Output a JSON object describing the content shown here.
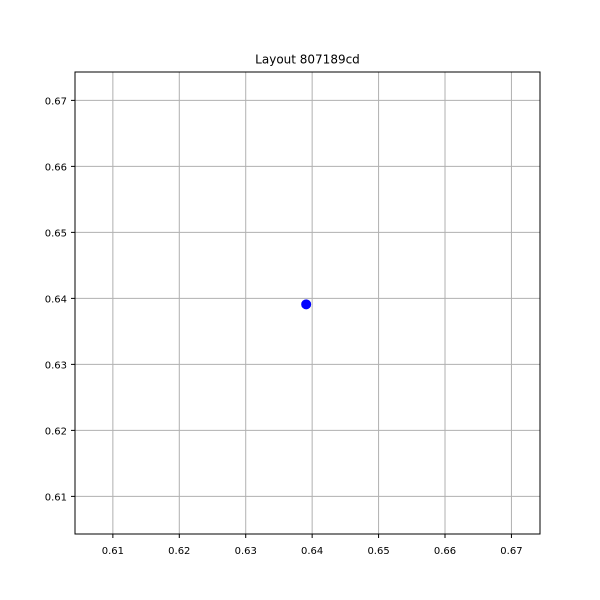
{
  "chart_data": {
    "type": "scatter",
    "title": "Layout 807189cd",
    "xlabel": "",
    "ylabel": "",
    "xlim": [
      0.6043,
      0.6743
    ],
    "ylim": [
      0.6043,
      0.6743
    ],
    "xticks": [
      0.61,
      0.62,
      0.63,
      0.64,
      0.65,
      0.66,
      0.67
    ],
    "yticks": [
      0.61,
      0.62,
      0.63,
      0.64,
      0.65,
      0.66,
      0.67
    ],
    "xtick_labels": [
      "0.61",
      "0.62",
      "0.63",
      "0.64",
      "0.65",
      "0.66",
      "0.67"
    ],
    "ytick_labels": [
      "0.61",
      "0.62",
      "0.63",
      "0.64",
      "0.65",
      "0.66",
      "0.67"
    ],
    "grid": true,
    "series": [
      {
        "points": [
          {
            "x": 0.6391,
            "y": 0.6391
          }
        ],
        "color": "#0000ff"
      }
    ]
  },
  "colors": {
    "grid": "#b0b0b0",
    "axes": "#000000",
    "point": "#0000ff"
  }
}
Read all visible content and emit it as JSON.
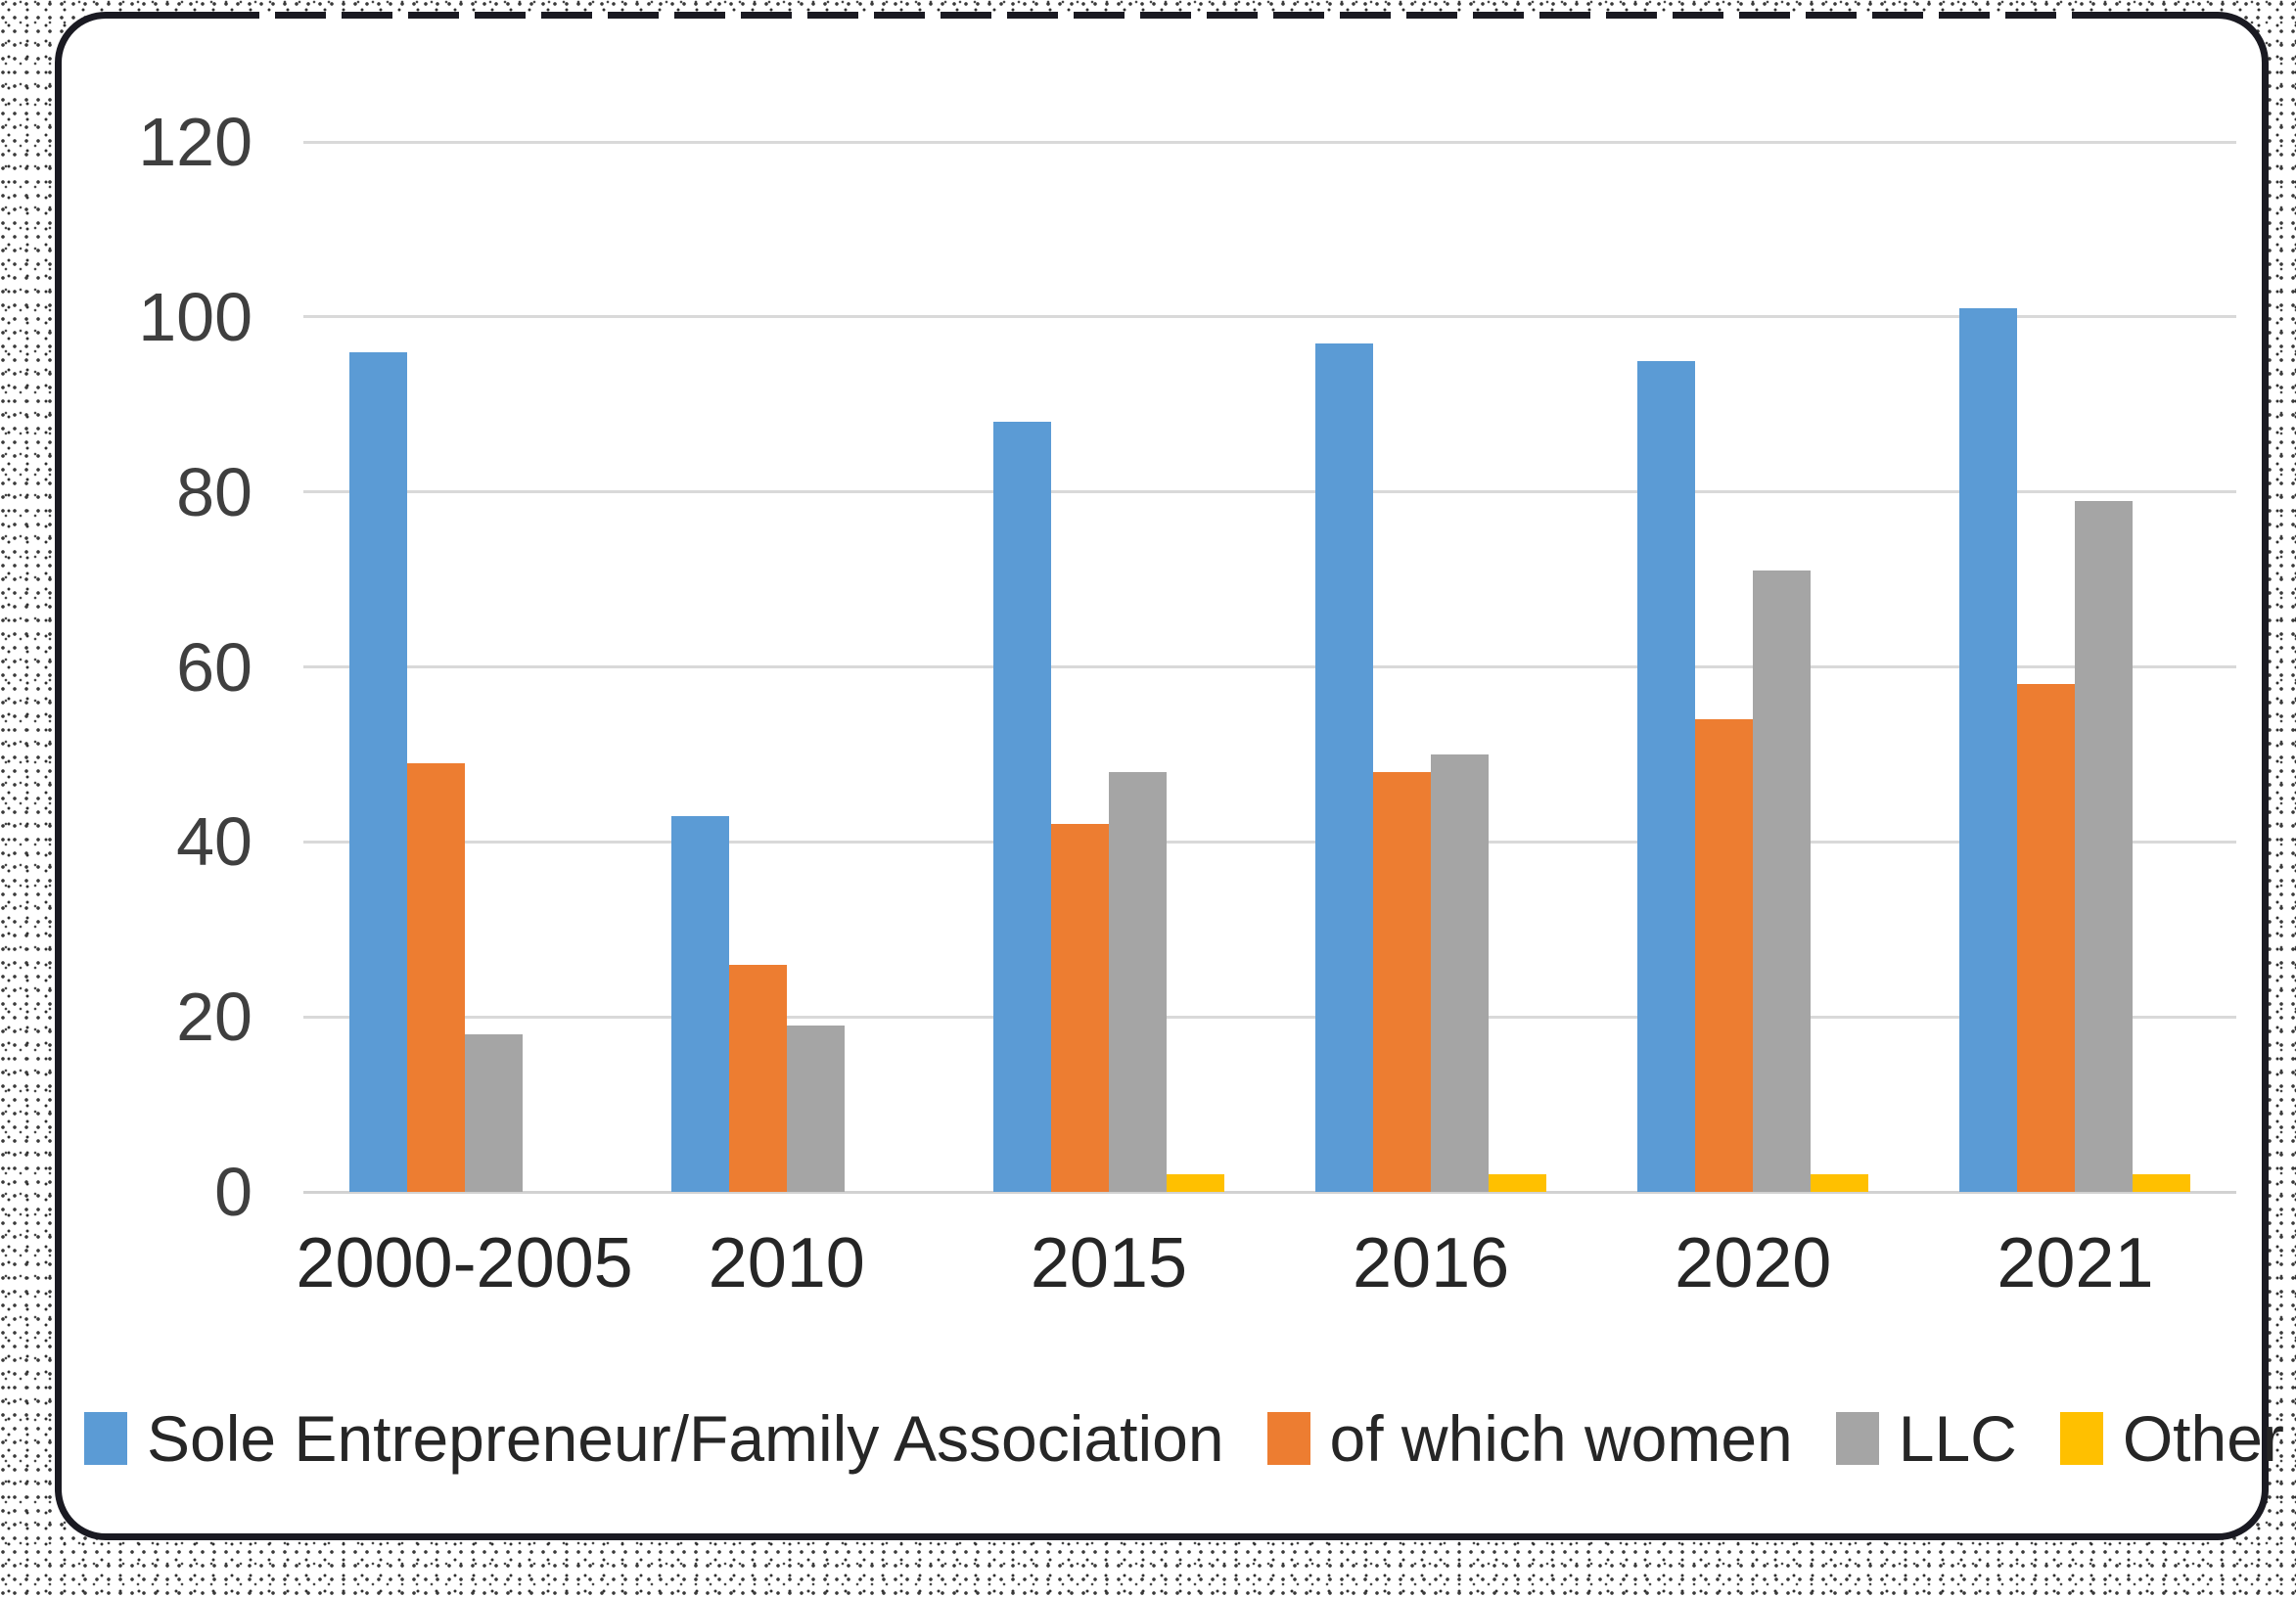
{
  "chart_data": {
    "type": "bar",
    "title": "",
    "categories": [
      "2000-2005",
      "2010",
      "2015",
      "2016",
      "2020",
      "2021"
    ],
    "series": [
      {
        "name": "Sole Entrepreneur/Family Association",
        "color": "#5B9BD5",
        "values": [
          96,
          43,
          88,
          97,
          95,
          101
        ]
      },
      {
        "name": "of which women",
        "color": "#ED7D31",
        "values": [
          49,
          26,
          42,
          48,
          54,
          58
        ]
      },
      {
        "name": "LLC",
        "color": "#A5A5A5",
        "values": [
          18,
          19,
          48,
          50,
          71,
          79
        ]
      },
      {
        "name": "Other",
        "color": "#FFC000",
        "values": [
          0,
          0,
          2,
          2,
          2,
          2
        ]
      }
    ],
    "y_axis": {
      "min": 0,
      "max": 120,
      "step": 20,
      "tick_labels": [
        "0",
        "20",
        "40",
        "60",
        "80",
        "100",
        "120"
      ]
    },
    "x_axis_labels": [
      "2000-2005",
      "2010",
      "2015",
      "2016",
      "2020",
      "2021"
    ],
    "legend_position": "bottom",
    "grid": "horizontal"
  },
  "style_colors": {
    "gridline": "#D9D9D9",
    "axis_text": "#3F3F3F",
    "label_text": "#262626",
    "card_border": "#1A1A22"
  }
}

---+---

## TASK REQUIREMENTS:
In the material above, find the lines that contain "content" and show them.

## PROBLEM SOLUTION:
Output a JSON object describing the content shown here.
Read all visible content and emit it as JSON.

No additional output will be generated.